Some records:

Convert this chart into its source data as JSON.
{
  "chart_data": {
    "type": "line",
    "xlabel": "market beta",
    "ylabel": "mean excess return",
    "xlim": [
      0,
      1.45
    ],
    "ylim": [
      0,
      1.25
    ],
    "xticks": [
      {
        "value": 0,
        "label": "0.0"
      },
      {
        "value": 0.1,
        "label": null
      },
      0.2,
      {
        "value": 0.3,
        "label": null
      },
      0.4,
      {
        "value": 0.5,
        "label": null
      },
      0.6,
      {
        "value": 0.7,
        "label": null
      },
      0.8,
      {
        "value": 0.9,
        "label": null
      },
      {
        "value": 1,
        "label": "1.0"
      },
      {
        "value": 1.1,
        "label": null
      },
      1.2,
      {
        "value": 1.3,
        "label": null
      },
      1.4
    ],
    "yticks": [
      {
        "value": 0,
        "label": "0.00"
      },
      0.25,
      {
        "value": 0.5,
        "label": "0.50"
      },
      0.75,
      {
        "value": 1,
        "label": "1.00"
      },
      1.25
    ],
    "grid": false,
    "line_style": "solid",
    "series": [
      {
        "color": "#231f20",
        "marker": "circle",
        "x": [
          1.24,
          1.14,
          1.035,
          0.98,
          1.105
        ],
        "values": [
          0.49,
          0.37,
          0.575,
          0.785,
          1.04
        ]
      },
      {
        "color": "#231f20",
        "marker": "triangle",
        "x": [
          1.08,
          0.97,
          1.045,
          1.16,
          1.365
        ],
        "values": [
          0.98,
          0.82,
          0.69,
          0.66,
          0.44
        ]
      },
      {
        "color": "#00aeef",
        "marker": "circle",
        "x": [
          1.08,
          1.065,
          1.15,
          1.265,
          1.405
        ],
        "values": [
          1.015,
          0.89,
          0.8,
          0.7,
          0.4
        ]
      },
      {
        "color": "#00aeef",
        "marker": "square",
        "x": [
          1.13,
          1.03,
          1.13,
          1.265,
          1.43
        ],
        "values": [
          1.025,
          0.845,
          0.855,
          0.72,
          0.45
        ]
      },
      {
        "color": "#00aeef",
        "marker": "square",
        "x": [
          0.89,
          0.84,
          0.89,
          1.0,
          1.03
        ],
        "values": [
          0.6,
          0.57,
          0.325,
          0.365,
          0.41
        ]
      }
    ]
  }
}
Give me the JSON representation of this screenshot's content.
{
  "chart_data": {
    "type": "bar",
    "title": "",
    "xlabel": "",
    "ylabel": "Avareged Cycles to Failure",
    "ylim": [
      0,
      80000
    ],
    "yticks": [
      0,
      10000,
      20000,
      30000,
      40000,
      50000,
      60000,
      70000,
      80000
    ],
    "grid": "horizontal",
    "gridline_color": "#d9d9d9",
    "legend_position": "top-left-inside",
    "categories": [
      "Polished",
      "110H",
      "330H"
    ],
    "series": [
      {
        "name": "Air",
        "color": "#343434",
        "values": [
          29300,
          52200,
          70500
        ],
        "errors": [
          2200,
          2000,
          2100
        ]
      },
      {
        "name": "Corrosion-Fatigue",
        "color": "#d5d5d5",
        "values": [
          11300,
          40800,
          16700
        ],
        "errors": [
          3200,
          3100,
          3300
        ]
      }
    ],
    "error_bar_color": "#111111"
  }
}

#### What to do
Gather each line of the listing containing the word "ylabel" and show it.

#### Expected output
    "ylabel": "mean excess return",
    "ylabel": "Avareged Cycles to Failure",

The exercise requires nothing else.